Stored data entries
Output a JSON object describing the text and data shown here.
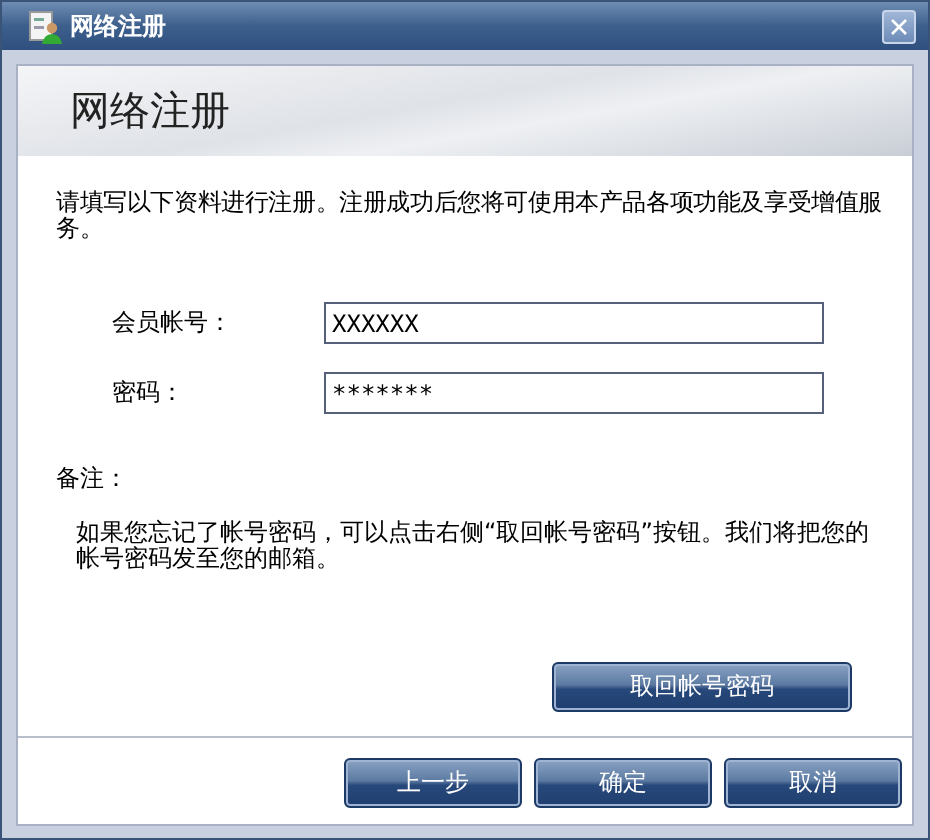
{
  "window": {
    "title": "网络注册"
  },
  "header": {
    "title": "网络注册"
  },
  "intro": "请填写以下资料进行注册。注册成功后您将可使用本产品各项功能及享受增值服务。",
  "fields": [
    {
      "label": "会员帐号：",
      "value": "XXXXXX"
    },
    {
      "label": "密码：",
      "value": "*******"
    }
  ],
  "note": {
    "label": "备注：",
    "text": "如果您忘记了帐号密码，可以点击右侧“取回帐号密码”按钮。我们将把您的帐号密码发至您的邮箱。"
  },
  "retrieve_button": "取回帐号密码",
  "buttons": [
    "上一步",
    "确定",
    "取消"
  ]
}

...

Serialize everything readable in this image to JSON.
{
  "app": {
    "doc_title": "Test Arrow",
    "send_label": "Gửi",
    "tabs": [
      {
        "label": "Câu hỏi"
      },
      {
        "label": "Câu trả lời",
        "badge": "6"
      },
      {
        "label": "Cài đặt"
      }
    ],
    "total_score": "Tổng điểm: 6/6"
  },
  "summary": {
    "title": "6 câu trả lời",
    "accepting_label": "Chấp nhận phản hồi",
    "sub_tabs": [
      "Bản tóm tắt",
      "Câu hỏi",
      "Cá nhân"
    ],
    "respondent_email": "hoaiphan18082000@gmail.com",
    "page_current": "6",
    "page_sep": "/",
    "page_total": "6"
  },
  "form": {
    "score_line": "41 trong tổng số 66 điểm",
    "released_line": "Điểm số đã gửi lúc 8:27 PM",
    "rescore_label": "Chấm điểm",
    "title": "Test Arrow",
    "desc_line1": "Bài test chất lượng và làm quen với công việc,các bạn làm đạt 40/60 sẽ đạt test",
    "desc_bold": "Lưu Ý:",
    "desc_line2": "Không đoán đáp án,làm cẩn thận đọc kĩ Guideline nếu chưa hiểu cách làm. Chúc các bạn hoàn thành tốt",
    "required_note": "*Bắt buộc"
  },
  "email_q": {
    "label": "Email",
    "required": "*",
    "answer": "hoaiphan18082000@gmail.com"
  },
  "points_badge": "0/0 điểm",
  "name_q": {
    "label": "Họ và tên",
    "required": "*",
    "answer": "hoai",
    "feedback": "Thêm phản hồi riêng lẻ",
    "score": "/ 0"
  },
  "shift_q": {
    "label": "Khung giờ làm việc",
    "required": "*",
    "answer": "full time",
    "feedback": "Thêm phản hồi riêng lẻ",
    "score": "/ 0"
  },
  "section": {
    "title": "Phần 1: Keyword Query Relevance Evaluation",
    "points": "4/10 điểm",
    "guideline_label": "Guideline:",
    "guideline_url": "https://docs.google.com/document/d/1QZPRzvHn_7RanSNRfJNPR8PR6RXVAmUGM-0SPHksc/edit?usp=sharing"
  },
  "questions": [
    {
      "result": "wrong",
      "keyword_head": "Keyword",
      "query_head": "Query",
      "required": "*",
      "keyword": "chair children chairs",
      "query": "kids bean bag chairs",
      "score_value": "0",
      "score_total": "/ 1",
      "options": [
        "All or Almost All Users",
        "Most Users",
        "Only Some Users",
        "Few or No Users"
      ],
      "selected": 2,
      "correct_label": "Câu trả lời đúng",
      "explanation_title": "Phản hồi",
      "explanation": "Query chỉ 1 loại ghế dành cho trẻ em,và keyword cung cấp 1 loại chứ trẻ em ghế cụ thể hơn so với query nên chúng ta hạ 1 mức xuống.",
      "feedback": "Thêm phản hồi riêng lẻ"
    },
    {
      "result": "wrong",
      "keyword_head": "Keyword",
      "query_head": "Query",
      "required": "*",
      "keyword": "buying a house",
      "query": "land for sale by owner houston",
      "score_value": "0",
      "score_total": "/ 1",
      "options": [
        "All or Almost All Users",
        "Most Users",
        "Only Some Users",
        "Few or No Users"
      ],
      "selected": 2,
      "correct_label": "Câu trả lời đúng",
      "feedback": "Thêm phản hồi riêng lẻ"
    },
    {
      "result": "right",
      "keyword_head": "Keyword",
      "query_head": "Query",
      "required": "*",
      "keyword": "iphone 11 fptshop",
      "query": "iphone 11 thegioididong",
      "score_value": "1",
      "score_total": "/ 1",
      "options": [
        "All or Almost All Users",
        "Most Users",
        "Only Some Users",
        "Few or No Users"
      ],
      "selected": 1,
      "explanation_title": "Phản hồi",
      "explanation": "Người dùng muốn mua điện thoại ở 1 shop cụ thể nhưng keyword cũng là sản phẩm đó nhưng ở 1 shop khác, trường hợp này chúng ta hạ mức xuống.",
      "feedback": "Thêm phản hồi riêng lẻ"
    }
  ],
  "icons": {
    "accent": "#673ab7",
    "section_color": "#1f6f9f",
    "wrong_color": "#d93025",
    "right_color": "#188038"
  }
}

▶ **Task prompt**
Identify the lines that contain the string "gmail", and copy every one of them.

▶ **Final result**
    "respondent_email": "hoaiphan18082000@gmail.com",
    "answer": "hoaiphan18082000@gmail.com"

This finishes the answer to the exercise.